• _SHORT PROBLEM_: Copy out each line of the data holding "type".
>>>
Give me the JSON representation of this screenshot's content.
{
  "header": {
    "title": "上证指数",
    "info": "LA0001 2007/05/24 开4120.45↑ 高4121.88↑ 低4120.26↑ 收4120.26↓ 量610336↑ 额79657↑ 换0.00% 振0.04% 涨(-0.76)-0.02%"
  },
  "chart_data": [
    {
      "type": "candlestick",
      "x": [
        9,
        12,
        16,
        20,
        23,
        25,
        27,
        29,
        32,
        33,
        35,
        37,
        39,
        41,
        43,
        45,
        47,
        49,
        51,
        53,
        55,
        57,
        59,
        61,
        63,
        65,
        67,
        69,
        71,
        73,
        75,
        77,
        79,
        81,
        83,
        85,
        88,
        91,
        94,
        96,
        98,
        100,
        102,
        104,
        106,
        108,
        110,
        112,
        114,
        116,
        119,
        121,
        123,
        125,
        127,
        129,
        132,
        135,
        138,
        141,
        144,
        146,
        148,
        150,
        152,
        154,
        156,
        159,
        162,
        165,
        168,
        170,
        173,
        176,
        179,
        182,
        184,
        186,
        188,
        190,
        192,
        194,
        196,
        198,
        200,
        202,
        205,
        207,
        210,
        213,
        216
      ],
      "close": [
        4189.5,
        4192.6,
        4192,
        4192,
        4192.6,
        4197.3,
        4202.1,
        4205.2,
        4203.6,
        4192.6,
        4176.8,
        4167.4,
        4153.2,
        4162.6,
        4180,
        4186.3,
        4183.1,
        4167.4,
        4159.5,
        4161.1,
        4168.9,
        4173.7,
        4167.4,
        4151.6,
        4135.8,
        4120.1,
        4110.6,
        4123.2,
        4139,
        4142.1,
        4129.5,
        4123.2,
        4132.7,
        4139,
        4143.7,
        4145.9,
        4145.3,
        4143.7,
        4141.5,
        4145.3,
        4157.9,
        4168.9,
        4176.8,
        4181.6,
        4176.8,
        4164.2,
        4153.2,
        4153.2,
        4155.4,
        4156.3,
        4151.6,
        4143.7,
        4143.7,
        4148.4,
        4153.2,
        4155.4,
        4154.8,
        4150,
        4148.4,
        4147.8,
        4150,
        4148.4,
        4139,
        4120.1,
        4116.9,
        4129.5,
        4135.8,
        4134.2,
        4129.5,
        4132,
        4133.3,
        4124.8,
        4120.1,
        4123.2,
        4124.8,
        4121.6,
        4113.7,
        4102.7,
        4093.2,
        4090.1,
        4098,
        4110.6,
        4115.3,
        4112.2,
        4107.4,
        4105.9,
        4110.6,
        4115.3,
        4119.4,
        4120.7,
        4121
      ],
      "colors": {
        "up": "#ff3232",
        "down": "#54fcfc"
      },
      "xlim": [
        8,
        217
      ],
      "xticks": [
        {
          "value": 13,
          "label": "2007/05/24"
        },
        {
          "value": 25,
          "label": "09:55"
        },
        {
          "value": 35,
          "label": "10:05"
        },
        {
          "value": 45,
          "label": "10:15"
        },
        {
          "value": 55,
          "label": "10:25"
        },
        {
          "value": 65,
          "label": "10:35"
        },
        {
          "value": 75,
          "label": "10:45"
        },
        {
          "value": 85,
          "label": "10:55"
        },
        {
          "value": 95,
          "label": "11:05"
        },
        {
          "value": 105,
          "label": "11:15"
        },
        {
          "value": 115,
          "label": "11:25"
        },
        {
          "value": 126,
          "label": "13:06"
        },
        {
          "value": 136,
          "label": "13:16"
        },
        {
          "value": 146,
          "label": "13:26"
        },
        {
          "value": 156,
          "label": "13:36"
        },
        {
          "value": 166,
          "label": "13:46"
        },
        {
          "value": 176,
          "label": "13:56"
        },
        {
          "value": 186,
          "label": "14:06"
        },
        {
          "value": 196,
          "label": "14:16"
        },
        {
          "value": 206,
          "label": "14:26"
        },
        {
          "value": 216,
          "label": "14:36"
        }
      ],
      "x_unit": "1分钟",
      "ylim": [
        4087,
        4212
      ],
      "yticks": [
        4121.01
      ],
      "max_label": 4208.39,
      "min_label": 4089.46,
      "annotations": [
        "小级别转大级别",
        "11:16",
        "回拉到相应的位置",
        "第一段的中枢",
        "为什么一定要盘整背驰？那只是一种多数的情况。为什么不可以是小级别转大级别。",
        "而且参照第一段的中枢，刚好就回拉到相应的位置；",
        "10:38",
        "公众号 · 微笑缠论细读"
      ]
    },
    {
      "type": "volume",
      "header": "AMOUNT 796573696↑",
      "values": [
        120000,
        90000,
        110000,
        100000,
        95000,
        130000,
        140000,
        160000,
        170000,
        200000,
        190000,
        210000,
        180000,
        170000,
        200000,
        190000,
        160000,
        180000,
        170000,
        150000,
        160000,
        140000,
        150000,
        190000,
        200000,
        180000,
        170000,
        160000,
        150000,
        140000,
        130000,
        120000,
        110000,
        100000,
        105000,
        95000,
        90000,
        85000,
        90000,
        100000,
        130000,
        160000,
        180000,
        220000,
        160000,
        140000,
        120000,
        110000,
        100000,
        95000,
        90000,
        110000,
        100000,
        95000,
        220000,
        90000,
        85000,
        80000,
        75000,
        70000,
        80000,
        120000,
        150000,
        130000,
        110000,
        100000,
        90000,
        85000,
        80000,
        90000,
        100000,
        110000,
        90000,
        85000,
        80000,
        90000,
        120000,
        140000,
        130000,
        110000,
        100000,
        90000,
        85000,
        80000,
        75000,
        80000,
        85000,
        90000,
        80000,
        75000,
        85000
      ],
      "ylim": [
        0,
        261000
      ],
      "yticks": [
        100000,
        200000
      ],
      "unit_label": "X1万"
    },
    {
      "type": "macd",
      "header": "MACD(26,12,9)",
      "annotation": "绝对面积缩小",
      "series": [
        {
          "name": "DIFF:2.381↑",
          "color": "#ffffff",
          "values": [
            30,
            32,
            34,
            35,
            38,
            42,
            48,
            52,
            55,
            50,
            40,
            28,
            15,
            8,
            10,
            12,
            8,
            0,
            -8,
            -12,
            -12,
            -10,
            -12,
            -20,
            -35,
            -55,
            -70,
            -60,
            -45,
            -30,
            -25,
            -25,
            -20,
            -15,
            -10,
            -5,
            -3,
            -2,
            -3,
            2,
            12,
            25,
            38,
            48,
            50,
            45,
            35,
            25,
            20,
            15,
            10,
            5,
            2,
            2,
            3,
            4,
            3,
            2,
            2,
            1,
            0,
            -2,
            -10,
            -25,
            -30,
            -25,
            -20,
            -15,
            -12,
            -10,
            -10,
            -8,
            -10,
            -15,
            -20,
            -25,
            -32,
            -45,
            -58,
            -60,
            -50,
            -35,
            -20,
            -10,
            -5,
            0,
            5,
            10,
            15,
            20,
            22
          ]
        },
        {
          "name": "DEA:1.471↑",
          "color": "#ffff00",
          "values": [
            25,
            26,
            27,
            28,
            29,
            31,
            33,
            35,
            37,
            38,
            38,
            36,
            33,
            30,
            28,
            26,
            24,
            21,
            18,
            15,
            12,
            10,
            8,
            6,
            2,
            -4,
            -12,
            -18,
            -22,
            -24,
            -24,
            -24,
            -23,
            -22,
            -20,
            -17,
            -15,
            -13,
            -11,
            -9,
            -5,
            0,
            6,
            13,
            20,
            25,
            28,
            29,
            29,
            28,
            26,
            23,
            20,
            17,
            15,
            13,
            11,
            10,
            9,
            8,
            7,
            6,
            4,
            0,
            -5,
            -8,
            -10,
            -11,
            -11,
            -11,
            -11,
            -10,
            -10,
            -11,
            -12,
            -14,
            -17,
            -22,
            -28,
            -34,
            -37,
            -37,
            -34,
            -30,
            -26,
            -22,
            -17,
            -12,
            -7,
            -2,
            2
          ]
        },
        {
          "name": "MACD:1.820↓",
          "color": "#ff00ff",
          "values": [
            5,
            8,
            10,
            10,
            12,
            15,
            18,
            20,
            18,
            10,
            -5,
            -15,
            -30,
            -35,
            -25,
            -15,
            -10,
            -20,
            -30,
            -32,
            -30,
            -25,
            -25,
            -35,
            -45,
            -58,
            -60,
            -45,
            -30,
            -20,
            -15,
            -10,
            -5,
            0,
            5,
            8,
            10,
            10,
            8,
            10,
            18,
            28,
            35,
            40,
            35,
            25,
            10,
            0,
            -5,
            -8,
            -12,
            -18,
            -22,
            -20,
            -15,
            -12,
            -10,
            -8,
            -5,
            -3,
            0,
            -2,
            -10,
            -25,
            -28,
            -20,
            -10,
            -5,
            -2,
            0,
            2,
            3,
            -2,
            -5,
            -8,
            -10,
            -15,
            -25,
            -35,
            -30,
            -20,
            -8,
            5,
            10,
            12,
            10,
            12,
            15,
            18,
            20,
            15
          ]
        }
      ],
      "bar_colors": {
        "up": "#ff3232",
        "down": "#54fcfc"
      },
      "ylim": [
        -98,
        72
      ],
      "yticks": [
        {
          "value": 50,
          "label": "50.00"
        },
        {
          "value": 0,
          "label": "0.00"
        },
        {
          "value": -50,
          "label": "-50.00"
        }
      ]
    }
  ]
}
<<<
• _EXPECTED ANSWER_:
      "type": "candlestick",
      "type": "volume",
      "type": "macd",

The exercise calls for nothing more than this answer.